--- SUPPLIED TEXT ---
···

Authored by mstorsjo on Nov 10 2020, 1:29 AM.

Details

Summary

Also set the preferred separator to backslash.

libc++ doesn't compile successfully for windows prior to this change, and this change on its own isn't enough to make it compile successfully either, but is the first stepping stone towards making it work correctly.

Most of operations.cpp will need to be touched, both for calling functions that take wchar paths, but also for using other windows specific functions instead of the posix functions used so far; that is handled in later commits.

Changing parts of operations.cpp to generalize the string type handling in code that doesn't touch system functions.

Diff Detail

Event Timeline

mstorsjo created this revision.Nov 10 2020, 1:29 AM
Herald added a project: Restricted Project. · View Herald TranscriptNov 10 2020, 1:29 AM
Herald added 1 blocking reviewer(s): Restricted Project. · View Herald Transcript
amccarth added inline comments.Dec 1 2020, 1:55 PM
libcxx/src/filesystem/operations.cpp
176–179

Is "/" the preferred representation of the root directory even on Windows?

mstorsjo added inline comments.Dec 1 2020, 2:01 PM
libcxx/src/filesystem/operations.cpp
176–179

No; this patch just handles the char->wchar transition. This particular case is changed to return backslashes in D91176 as part of making the path parser handle windows specific concepts as "root name".

mstorsjo added inline comments.Dec 1 2020, 2:04 PM
libcxx/src/filesystem/operations.cpp
176–179

Ok, I see that I generally change the preferred separator to backslashes here, so I guess I could move that bit from that other patch into this one as well if you want it strictly that way - it originated in that patch as it came from trying to make the path parser/iterator return the right things.

···

--- JOB ---
Resume the code review thread about libc++ path handling on Windows, continuing on from its final comment.

···

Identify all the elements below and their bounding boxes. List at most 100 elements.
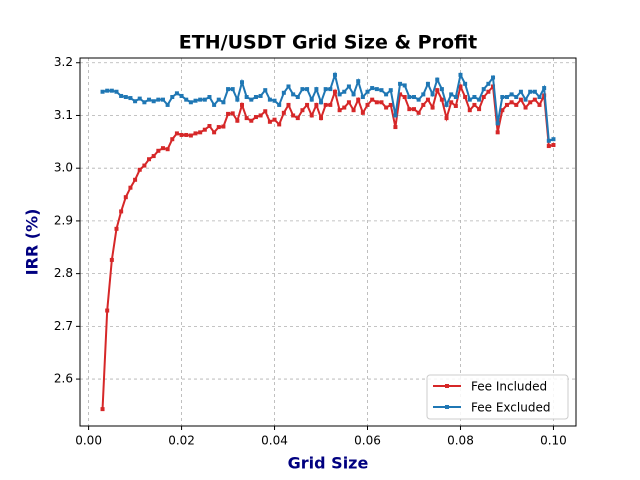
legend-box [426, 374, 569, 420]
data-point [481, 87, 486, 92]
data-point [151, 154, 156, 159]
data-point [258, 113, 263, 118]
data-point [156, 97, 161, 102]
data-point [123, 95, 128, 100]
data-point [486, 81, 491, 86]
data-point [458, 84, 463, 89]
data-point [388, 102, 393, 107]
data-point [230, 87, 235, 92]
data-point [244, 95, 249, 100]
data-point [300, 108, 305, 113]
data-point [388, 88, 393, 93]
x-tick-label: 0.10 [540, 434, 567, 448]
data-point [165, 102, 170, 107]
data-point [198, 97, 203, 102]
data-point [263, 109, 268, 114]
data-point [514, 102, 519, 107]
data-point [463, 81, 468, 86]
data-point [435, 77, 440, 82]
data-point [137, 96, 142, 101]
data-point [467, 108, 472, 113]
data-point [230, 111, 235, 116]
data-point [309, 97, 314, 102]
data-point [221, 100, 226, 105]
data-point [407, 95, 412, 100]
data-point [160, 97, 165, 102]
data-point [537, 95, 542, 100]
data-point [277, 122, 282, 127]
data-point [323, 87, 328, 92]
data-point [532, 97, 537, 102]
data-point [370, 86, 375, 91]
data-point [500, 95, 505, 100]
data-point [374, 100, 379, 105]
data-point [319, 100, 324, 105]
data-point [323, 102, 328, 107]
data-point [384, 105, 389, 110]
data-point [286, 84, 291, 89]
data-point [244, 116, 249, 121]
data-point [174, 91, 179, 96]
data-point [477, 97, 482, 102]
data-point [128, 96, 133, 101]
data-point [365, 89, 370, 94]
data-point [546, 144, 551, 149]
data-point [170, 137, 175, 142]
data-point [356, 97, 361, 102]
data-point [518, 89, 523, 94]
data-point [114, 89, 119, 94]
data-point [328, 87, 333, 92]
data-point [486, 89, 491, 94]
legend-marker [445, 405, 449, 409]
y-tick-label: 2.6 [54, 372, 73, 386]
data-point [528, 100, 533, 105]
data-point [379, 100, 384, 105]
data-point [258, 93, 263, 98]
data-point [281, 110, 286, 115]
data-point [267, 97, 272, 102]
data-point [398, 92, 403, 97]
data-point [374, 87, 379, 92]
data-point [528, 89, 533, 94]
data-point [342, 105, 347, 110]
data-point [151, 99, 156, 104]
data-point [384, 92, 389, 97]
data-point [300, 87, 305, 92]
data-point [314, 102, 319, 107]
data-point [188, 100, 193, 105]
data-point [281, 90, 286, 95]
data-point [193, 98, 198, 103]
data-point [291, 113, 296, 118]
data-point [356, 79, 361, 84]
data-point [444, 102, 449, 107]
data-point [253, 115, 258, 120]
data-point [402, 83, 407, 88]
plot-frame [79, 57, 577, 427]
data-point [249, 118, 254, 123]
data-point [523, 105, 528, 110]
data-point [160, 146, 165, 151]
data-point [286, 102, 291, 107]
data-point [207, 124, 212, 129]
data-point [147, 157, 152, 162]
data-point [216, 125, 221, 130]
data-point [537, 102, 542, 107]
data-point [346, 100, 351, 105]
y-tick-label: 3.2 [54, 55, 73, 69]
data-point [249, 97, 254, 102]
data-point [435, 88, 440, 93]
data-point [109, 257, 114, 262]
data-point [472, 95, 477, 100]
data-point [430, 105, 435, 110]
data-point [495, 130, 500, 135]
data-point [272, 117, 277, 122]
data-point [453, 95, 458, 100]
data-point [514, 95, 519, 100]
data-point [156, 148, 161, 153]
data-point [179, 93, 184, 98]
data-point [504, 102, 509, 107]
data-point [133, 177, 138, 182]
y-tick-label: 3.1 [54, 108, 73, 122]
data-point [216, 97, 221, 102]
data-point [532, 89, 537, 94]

···

--- EXPECTED ANSWER ---
mstorsjo updated this revision to Diff 308893.Dec 2 2020, 12:20 AM

Rebased; moved bit from later patch for making PathParser::operator* return backslashes where relevant into this patch.

mstorsjo updated this revision to Diff 309783.Dec 6 2020, 11:37 AM
mstorsjo set the repository for this revision to rG LLVM Github Monorepo.

Rebase

curdeius added inline comments.
libcxx/include/filesystem
725

Wouldn't it be wise to reserve at least the minimum expected output size?
It seems that there are some places that a reserve would fit well.
But that's out of scope of this patch.

1129

Shouldn't there be a difference between string and generic_string, the former returning native format (with backslash on Windows?) and the latter always path with forward slashes?

1137

The comment doesn't match the #if.

1297–1298

Hmm?

1307–1308

Ditto.

libcxx/src/filesystem/operations.cpp
176–179

Why does it depend on RawEntry and not on OS only?

curdeius added inline comments.Dec 9 2020, 1:00 PM
libcxx/include/filesystem
579

Do you really need this type? Can't you use __u8_string::value_type instead?

mstorsjo added inline comments.Dec 9 2020, 1:11 PM
libcxx/include/filesystem
1129

Yes, there's a difference; that aspect is corrected later in patch [24/N] in D91181. (I understand that it'd be cleaner to review if all changed code lands in the right form directly the first time it's touched - but that'd make the first patches even more unwieldy - so here I try to primarily focus on getting the wchar_t aspect right.)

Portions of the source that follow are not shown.